━━━ Data supplied ━━━

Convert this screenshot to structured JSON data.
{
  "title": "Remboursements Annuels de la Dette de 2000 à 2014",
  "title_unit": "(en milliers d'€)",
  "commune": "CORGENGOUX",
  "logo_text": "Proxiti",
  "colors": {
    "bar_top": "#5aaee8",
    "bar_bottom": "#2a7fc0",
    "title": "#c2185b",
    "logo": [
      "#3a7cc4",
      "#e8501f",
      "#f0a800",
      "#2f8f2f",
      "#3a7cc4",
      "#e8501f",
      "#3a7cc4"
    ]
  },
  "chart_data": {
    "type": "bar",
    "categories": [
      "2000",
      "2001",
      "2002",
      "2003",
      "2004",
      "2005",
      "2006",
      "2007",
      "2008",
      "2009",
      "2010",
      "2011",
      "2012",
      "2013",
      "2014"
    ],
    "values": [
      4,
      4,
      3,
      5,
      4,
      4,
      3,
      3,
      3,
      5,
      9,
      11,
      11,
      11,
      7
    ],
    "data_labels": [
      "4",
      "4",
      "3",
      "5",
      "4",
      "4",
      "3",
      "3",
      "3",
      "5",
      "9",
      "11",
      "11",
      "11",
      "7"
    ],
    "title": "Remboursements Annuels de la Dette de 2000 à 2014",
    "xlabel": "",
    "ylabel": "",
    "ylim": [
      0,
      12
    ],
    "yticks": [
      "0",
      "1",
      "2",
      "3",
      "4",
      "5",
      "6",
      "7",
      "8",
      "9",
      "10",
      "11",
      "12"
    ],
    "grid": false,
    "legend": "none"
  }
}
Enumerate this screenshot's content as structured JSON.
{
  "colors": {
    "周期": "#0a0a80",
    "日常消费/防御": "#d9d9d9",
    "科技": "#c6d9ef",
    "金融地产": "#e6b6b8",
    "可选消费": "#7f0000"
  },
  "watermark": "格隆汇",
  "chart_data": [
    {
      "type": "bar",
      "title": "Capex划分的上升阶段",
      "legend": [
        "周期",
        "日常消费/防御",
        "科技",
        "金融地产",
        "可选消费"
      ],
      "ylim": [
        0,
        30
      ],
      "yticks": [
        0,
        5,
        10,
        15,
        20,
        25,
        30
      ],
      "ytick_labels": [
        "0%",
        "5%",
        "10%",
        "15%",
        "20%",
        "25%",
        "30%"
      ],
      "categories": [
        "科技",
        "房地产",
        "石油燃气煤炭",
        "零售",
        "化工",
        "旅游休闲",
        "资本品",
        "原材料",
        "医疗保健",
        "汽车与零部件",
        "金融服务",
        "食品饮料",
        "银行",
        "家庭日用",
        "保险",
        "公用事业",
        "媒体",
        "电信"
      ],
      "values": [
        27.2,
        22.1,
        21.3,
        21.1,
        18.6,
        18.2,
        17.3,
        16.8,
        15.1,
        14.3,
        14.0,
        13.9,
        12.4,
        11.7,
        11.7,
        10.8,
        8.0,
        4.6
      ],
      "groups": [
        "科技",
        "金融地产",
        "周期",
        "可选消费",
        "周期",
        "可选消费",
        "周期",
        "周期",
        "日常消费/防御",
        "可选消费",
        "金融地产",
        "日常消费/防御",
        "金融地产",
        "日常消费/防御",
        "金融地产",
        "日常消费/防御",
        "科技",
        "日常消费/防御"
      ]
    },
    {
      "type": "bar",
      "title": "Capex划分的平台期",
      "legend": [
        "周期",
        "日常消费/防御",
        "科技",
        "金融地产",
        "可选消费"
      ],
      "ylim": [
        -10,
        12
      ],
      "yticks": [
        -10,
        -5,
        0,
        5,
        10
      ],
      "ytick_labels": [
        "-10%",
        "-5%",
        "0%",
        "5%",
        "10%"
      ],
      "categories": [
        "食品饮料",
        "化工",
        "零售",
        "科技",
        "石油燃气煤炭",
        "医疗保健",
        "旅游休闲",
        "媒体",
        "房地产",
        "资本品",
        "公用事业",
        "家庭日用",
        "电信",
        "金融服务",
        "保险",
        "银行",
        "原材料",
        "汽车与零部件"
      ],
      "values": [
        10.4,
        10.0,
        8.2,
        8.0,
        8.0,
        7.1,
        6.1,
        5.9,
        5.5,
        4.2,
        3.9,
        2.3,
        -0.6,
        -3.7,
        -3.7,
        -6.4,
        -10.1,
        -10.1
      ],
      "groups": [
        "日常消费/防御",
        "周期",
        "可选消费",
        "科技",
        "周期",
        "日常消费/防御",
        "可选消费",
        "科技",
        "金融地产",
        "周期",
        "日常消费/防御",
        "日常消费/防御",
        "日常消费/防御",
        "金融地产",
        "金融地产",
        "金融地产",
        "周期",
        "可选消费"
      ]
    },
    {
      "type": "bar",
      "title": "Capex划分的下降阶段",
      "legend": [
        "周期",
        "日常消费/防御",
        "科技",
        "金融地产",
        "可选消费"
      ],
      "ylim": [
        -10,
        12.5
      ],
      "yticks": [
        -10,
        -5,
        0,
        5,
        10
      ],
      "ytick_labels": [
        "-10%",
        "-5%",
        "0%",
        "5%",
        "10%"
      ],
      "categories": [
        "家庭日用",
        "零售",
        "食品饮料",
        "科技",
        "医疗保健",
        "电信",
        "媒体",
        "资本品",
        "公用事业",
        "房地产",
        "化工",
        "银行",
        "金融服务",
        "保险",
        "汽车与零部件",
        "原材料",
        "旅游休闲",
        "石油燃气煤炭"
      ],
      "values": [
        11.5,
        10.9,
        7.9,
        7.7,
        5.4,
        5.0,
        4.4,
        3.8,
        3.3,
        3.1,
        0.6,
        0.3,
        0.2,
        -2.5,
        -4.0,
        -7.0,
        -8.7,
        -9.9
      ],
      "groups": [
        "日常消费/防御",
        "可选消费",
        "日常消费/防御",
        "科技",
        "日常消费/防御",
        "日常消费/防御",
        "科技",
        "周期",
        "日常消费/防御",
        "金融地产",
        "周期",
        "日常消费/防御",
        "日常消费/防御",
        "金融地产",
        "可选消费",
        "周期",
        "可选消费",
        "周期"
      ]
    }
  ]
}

━━━
━━━ Data supplied ━━━

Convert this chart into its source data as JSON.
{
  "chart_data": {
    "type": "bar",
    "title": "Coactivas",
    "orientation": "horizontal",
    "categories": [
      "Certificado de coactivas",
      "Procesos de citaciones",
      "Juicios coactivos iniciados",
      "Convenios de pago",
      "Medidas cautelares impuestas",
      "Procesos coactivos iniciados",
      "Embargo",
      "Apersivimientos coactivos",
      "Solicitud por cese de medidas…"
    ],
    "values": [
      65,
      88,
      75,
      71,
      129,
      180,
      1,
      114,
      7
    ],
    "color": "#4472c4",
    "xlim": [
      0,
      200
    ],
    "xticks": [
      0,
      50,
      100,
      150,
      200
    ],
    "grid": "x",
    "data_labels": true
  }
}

━━━
━━━ Data supplied ━━━

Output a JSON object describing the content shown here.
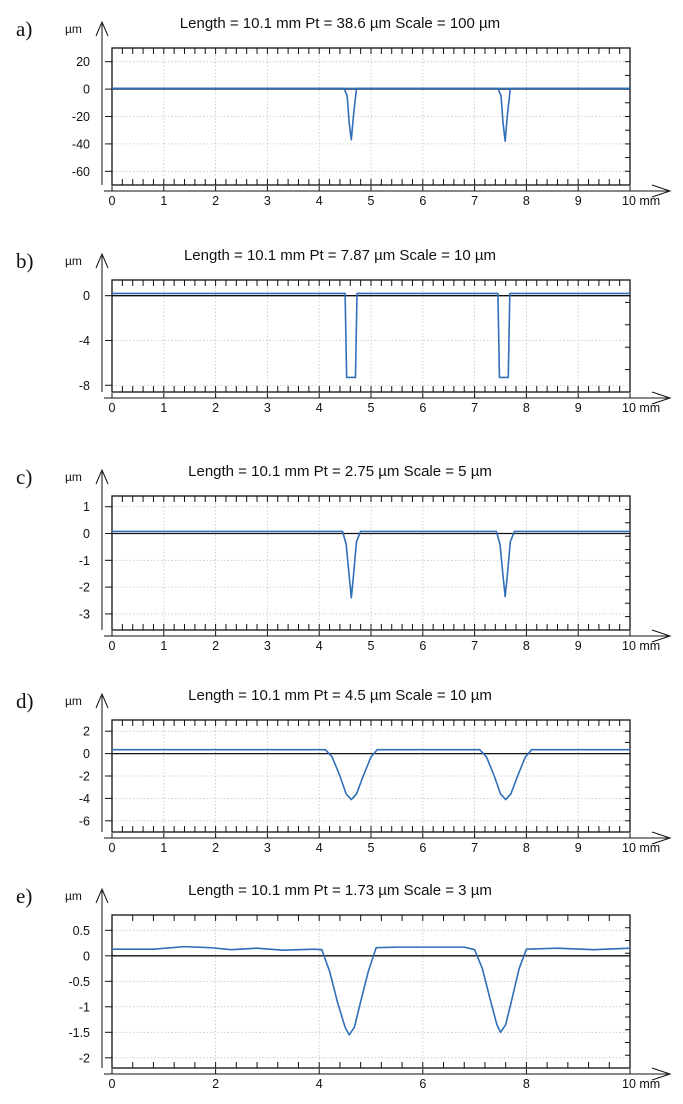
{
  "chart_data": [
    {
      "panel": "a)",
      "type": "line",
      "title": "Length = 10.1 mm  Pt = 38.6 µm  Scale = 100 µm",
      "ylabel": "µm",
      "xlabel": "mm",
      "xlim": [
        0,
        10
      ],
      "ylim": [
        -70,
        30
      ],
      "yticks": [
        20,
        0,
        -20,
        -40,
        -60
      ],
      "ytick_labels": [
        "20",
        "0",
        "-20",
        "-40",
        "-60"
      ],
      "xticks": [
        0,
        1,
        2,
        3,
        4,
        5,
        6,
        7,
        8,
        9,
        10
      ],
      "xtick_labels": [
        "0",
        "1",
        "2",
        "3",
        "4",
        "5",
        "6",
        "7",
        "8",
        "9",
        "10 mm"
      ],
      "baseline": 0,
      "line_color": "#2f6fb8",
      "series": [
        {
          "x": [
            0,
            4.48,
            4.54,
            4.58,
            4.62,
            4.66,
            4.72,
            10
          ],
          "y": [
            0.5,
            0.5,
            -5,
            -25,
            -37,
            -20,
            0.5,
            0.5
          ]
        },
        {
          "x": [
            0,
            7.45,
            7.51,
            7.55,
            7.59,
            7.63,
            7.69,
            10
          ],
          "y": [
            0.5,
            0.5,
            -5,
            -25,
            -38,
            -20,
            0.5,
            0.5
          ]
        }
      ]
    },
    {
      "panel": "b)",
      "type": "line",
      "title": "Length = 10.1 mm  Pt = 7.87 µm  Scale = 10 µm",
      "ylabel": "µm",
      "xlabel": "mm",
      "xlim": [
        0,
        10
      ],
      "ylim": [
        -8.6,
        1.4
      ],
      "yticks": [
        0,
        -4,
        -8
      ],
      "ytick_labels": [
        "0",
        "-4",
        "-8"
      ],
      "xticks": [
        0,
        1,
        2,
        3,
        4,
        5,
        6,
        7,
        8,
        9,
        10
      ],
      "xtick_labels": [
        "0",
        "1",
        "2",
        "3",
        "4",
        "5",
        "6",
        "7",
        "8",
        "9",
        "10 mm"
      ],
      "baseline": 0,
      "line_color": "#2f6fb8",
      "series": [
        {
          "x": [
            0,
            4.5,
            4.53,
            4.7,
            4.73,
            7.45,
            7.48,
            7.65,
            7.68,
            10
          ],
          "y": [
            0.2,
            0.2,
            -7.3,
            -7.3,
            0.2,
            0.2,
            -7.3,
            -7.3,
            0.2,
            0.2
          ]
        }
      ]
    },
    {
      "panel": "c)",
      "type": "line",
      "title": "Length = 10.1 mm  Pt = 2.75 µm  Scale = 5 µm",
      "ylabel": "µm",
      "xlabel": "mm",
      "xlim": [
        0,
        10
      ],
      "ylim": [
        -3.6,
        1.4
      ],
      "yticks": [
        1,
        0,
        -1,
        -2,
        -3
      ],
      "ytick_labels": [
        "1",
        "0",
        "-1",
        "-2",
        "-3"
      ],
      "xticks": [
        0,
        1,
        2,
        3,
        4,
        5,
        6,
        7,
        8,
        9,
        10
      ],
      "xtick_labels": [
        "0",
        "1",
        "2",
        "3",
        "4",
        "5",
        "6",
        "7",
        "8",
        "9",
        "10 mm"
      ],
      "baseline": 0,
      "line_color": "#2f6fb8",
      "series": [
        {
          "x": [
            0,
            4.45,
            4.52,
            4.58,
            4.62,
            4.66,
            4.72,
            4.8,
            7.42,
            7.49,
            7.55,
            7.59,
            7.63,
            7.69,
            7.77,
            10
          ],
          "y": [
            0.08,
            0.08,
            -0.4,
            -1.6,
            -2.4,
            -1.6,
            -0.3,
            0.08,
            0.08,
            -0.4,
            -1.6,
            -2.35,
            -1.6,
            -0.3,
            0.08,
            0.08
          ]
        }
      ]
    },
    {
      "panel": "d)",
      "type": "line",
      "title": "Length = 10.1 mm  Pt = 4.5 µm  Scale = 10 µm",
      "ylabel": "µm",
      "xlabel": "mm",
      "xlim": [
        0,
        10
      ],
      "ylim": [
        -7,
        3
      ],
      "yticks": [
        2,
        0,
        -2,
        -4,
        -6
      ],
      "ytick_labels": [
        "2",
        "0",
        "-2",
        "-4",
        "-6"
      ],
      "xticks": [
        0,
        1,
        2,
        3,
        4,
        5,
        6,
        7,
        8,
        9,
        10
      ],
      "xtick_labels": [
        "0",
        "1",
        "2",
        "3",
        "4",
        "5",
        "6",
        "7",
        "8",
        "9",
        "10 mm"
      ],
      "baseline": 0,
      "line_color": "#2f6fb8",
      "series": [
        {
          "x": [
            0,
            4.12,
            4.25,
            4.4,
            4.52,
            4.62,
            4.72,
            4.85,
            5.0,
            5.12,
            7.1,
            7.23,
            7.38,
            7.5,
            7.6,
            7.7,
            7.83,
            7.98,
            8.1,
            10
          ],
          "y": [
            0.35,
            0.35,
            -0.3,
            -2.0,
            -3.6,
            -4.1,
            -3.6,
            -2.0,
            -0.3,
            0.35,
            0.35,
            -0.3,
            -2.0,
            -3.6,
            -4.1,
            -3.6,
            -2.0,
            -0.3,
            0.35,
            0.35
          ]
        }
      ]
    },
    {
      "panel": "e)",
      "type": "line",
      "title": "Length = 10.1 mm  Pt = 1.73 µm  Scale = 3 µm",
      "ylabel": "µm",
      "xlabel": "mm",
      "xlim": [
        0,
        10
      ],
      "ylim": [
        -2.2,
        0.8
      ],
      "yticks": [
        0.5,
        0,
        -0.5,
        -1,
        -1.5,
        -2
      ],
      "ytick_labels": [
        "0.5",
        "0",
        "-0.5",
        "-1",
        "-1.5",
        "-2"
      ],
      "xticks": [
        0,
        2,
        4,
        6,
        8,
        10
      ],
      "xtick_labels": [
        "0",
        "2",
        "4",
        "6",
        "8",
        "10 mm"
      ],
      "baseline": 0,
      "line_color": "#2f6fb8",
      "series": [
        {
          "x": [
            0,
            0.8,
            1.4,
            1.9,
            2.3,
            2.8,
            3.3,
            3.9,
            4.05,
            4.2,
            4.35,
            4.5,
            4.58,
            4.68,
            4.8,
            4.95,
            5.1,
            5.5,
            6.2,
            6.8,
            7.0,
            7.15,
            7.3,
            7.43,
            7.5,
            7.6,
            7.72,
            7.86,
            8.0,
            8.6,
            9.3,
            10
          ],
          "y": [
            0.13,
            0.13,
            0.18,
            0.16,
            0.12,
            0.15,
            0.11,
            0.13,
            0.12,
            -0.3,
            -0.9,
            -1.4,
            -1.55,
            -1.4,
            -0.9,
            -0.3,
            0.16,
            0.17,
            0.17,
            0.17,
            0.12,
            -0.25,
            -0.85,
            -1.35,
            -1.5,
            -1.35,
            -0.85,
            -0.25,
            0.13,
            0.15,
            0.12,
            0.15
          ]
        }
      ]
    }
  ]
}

━━━

**Exercise**
Copy each line above containing the string "Dette".

**Output below**
  "title": "Remboursements Annuels de la Dette de 2000 à 2014",
    "title": "Remboursements Annuels de la Dette de 2000 à 2014",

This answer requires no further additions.